Reproduce the listing below in full and without alteration, apart from its pictures.

--- START Provided information ---

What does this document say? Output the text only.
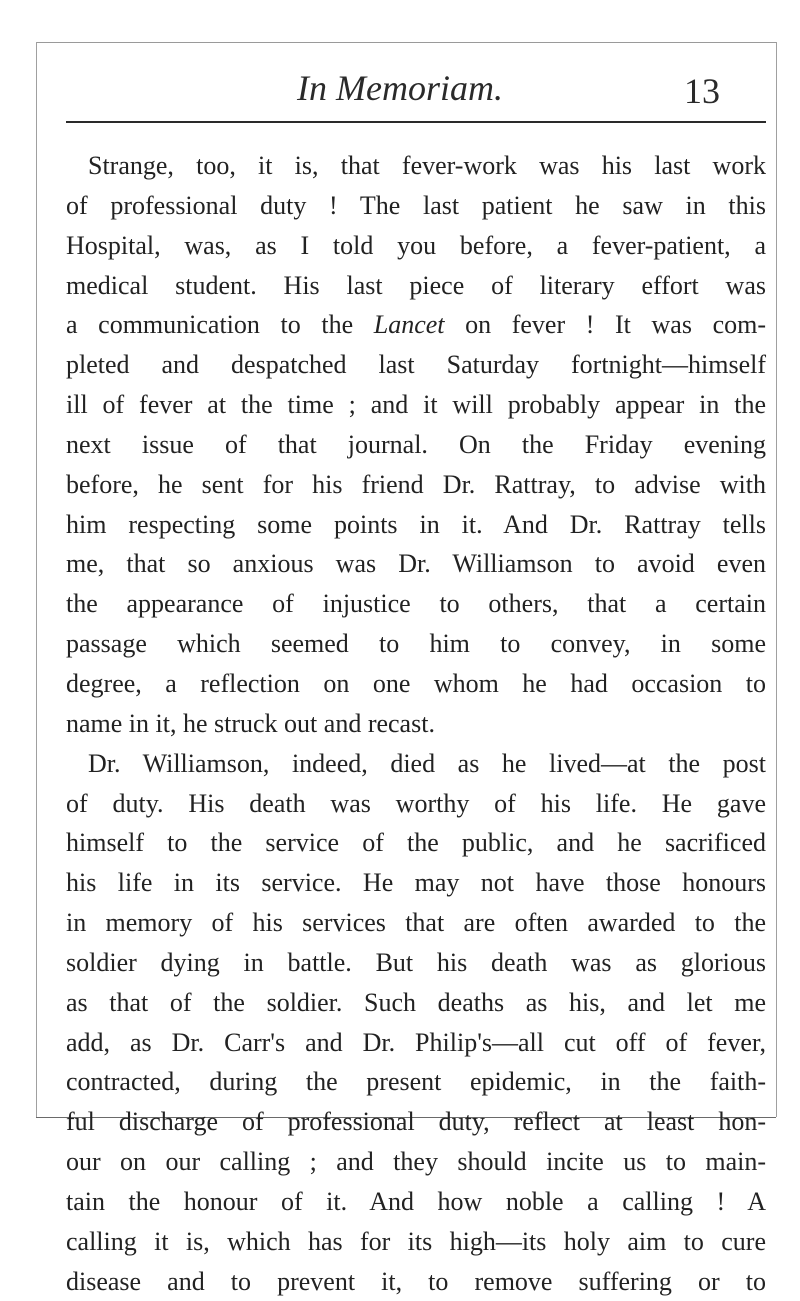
In Memoriam.	13
Strange, too, it is, that fever-work was his last work
of professional duty ! The last patient he saw in this
Hospital, was, as I told you before, a fever-patient, a
medical student. His last piece of literary effort was
a communication to the Lancet on fever ! It was com-
pleted and despatched last Saturday fortnight—himself
ill of fever at the time ; and it will probably appear in the
next issue of that journal. On the Friday evening
before, he sent for his friend Dr. Rattray, to advise with
him respecting some points in it. And Dr. Rattray tells
me, that so anxious was Dr. Williamson to avoid even
the appearance of injustice to others, that a certain
passage which seemed to him to convey, in some
degree, a reflection on one whom he had occasion to
name in it, he struck out and recast.
Dr. Williamson, indeed, died as he lived—at the post
of duty. His death was worthy of his life. He gave
himself to the service of the public, and he sacrificed
his life in its service. He may not have those honours
in memory of his services that are often awarded to the
soldier dying in battle. But his death was as glorious
as that of the soldier. Such deaths as his, and let me
add, as Dr. Carr's and Dr. Philip's—all cut off of fever,
contracted, during the present epidemic, in the faith-
ful discharge of professional duty, reflect at least hon-
our on our calling ; and they should incite us to main-
tain the honour of it. And how noble a calling ! A
calling it is, which has for its high—its holy aim to cure
disease and to prevent it, to remove suffering or to
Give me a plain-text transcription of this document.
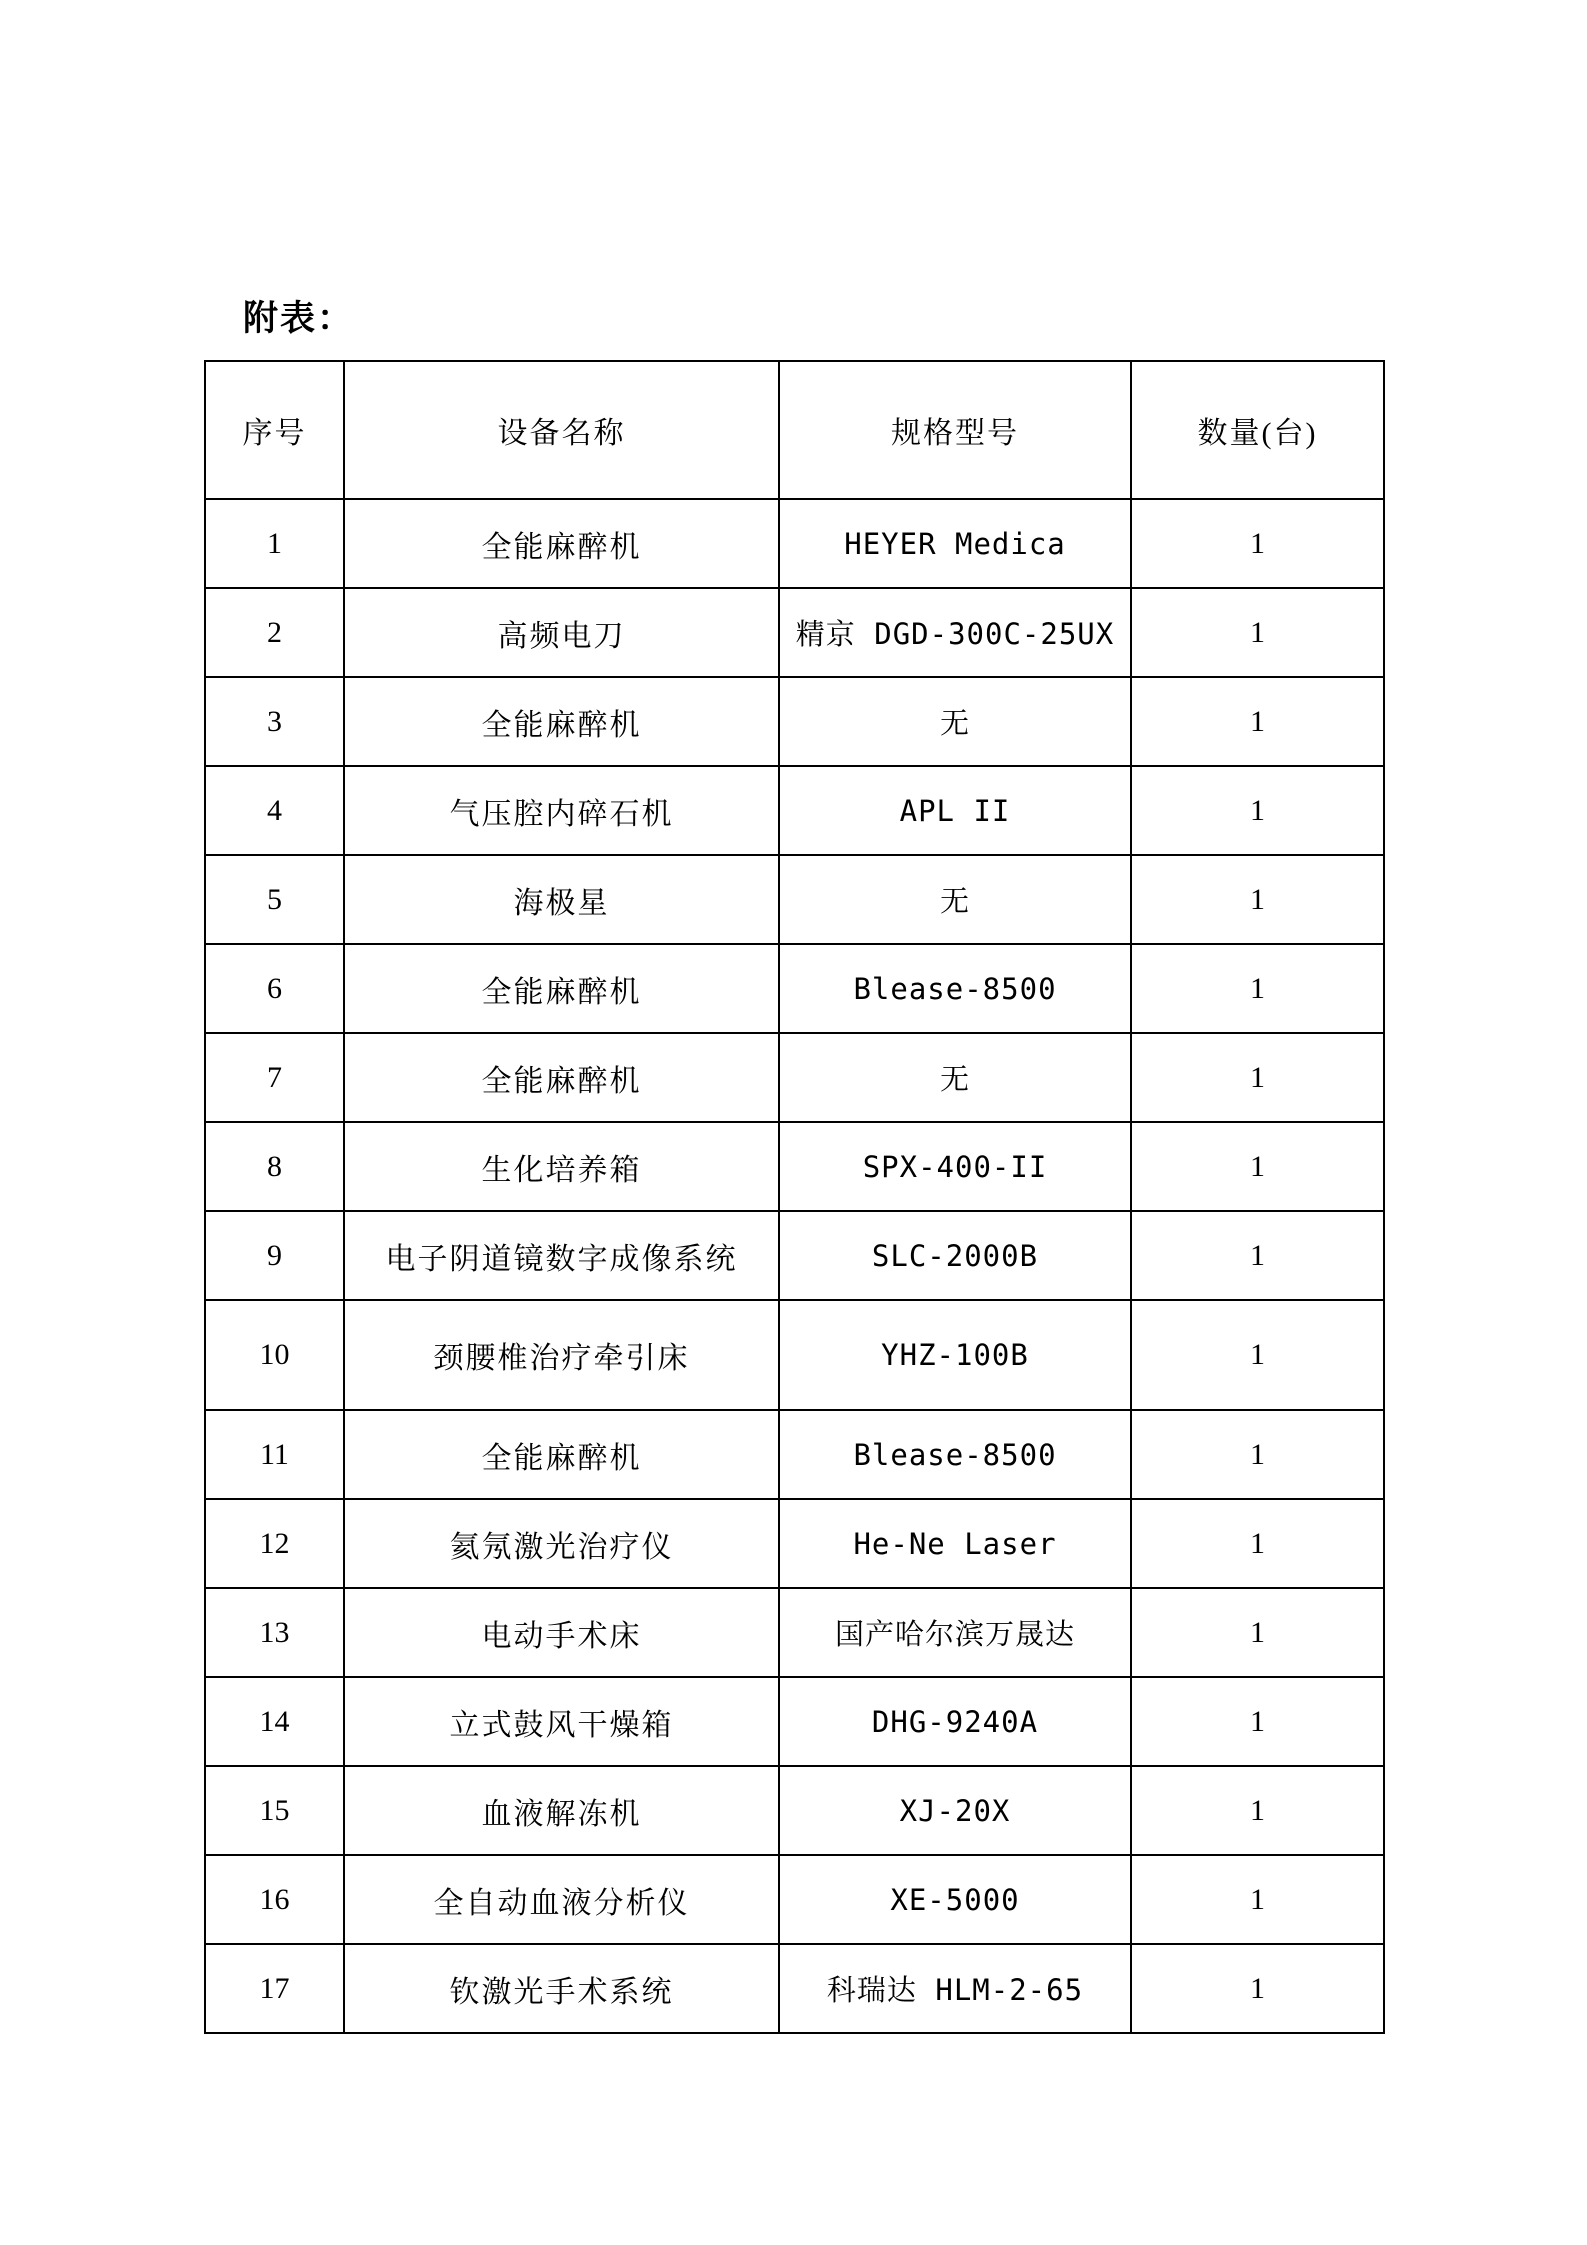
附表：
序号	设备名称	规格型号	数量(台)
1	全能麻醉机	HEYER Medica	1
2	高频电刀	精京 DGD-300C-25UX	1
3	全能麻醉机	无	1
4	气压腔内碎石机	APL II	1
5	海极星	无	1
6	全能麻醉机	Blease-8500	1
7	全能麻醉机	无	1
8	生化培养箱	SPX-400-II	1
9	电子阴道镜数字成像系统	SLC-2000B	1
10	颈腰椎治疗牵引床	YHZ-100B	1
11	全能麻醉机	Blease-8500	1
12	氦氖激光治疗仪	He-Ne Laser	1
13	电动手术床	国产哈尔滨万晟达	1
14	立式鼓风干燥箱	DHG-9240A	1
15	血液解冻机	XJ-20X	1
16	全自动血液分析仪	XE-5000	1
17	钦激光手术系统	科瑞达 HLM-2-65	1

--- END Provided information ---

* Result of the task *
What does this document say? Output the text only.
In Memoriam.	13
Strange, too, it is, that fever-work was his last work
of professional duty ! The last patient he saw in this
Hospital, was, as I told you before, a fever-patient, a
medical student. His last piece of literary effort was
a communication to the Lancet on fever ! It was com-
pleted and despatched last Saturday fortnight—himself
ill of fever at the time ; and it will probably appear in the
next issue of that journal. On the Friday evening
before, he sent for his friend Dr. Rattray, to advise with
him respecting some points in it. And Dr. Rattray tells
me, that so anxious was Dr. Williamson to avoid even
the appearance of injustice to others, that a certain
passage which seemed to him to convey, in some
degree, a reflection on one whom he had occasion to
name in it, he struck out and recast.
Dr. Williamson, indeed, died as he lived—at the post
of duty. His death was worthy of his life. He gave
himself to the service of the public, and he sacrificed
his life in its service. He may not have those honours
in memory of his services that are often awarded to the
soldier dying in battle. But his death was as glorious
as that of the soldier. Such deaths as his, and let me
add, as Dr. Carr's and Dr. Philip's—all cut off of fever,
contracted, during the present epidemic, in the faith-
ful discharge of professional duty, reflect at least hon-
our on our calling ; and they should incite us to main-
tain the honour of it. And how noble a calling ! A
calling it is, which has for its high—its holy aim to cure
disease and to prevent it, to remove suffering or to
Give me a plain-text transcription of this document.
附表：
序号	设备名称	规格型号	数量(台)
1	全能麻醉机	HEYER Medica	1
2	高频电刀	精京 DGD-300C-25UX	1
3	全能麻醉机	无	1
4	气压腔内碎石机	APL II	1
5	海极星	无	1
6	全能麻醉机	Blease-8500	1
7	全能麻醉机	无	1
8	生化培养箱	SPX-400-II	1
9	电子阴道镜数字成像系统	SLC-2000B	1
10	颈腰椎治疗牵引床	YHZ-100B	1
11	全能麻醉机	Blease-8500	1
12	氦氖激光治疗仪	He-Ne Laser	1
13	电动手术床	国产哈尔滨万晟达	1
14	立式鼓风干燥箱	DHG-9240A	1
15	血液解冻机	XJ-20X	1
16	全自动血液分析仪	XE-5000	1
17	钦激光手术系统	科瑞达 HLM-2-65	1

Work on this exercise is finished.